**Task brief**
Every record that follows must be duplicated exactly, with images left out.

**Material supplied**
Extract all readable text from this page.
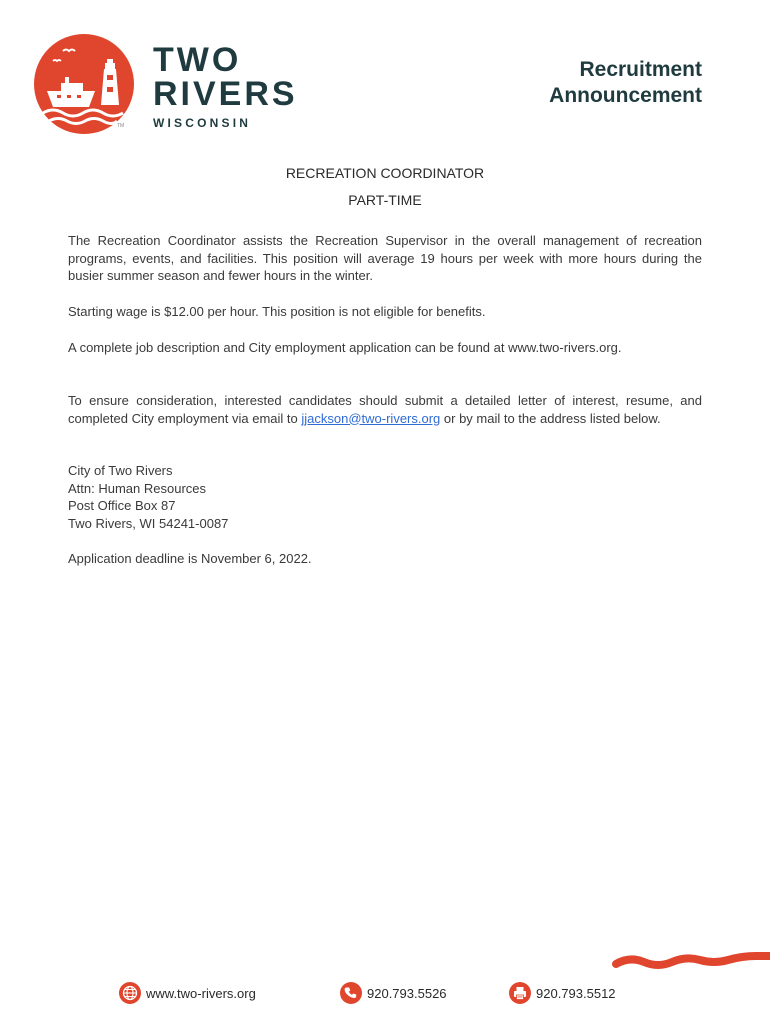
TM
TWO
RIVERS
WISCONSIN
Recruitment
Announcement
RECREATION COORDINATOR
PART-TIME
The Recreation Coordinator assists the Recreation Supervisor in the overall management of recreation programs, events, and facilities. This position will average 19 hours per week with more hours during the busier summer season and fewer hours in the winter.
Starting wage is $12.00 per hour. This position is not eligible for benefits.
A complete job description and City employment application can be found at www.two-rivers.org.
To ensure consideration, interested candidates should submit a detailed letter of interest, resume, and completed City employment via email to jjackson@two-rivers.org or by mail to the address listed below.
City of Two Rivers
Attn: Human Resources
Post Office Box 87
Two Rivers, WI 54241-0087
Application deadline is November 6, 2022.
www.two-rivers.org	920.793.5526	920.793.5512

**The answer**
Extract all readable text from this page.
TM
TWO
RIVERS
WISCONSIN
Recruitment
Announcement
RECREATION COORDINATOR
PART-TIME
The Recreation Coordinator assists the Recreation Supervisor in the overall management of recreation programs, events, and facilities. This position will average 19 hours per week with more hours during the busier summer season and fewer hours in the winter.
Starting wage is $12.00 per hour. This position is not eligible for benefits.
A complete job description and City employment application can be found at www.two-rivers.org.
To ensure consideration, interested candidates should submit a detailed letter of interest, resume, and completed City employment via email to jjackson@two-rivers.org or by mail to the address listed below.
City of Two Rivers
Attn: Human Resources
Post Office Box 87
Two Rivers, WI 54241-0087
Application deadline is November 6, 2022.
www.two-rivers.org	920.793.5526	920.793.5512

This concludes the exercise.